Look for "title" in the listing below. Gather each line that contains it.

(Entries with figure data)
↓↓↓

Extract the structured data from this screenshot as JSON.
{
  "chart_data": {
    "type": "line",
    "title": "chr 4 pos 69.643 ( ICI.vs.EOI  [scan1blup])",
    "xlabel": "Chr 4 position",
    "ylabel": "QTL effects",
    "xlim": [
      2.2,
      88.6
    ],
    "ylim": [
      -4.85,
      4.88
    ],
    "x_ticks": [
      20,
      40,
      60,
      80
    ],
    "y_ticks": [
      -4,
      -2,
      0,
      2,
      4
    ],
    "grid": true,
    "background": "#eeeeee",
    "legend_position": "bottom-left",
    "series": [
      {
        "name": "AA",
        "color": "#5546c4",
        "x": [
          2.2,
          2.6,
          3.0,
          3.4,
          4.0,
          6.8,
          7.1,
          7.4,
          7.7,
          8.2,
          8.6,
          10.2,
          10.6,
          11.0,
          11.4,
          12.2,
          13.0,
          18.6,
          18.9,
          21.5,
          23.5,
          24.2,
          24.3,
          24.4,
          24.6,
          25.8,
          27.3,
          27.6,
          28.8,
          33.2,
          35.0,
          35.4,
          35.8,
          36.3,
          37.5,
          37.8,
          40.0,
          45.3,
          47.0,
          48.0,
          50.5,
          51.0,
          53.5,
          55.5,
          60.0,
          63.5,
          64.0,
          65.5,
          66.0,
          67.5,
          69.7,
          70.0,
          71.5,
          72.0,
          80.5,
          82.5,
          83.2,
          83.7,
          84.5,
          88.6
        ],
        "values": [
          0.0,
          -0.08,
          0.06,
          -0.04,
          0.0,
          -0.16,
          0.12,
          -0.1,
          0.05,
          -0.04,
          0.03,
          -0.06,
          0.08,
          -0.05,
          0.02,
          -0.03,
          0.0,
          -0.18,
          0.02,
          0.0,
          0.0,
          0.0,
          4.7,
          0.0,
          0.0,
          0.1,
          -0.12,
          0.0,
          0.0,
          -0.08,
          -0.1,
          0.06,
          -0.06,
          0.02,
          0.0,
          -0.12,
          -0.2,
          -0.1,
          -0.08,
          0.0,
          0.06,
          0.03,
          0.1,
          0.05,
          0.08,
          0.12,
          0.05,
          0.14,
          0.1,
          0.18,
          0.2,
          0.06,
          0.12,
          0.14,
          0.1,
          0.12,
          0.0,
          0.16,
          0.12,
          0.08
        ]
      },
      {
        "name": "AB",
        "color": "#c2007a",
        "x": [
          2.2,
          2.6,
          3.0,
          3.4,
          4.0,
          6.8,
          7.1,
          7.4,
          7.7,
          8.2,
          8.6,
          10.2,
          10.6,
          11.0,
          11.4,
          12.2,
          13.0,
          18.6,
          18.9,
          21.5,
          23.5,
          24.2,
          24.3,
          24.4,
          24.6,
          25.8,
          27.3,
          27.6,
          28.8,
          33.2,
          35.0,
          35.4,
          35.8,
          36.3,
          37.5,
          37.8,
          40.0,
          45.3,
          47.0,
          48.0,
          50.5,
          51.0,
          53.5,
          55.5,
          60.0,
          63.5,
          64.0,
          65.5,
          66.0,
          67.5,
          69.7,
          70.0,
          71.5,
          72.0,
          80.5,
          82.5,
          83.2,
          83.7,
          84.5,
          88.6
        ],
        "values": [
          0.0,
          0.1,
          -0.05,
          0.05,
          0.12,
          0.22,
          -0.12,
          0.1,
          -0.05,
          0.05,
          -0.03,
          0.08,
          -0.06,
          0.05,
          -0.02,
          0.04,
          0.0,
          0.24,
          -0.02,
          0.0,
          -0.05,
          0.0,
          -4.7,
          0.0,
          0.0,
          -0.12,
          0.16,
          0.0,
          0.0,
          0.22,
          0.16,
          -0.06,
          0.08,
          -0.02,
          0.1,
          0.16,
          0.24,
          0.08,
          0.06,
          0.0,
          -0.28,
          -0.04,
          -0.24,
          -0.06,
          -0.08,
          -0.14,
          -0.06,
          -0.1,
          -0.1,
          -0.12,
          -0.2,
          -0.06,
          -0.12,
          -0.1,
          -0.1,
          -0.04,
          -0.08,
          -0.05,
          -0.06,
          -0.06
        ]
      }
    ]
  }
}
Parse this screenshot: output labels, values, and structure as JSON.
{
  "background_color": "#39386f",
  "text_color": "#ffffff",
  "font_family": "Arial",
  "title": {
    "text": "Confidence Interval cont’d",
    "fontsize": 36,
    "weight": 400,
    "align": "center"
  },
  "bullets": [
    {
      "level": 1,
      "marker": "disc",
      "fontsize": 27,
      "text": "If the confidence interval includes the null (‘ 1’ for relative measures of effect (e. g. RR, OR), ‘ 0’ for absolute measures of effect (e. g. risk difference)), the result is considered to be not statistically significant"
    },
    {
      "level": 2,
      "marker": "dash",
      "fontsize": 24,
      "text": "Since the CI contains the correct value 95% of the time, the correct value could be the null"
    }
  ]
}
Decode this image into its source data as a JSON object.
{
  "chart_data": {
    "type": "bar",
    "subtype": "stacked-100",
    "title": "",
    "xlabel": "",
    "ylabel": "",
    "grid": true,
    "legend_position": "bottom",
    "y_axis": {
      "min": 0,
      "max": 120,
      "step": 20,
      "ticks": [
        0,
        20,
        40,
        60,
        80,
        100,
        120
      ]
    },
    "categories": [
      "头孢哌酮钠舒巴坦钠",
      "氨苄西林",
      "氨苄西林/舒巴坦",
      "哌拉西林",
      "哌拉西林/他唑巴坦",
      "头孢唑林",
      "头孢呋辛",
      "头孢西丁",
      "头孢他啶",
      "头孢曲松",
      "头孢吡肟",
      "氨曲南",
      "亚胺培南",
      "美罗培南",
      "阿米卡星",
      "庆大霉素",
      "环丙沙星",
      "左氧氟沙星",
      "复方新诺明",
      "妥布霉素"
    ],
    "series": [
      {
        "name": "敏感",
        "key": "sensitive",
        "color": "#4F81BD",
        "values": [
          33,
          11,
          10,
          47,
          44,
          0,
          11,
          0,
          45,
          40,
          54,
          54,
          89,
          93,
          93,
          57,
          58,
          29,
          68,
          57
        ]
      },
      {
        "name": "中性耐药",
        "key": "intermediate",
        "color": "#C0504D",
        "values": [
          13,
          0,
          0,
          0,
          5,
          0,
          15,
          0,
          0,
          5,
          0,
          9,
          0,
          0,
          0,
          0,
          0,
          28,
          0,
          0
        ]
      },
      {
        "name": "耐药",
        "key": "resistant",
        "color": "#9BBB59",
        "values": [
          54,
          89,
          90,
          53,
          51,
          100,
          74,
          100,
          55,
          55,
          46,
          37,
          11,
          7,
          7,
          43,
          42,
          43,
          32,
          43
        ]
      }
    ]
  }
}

↑↑↑

* _RESULT FOR THIS EXERCISE_:
    "title": "chr 4 pos 69.643 ( ICI.vs.EOI  [scan1blup])",
  "title": {
    "title": "",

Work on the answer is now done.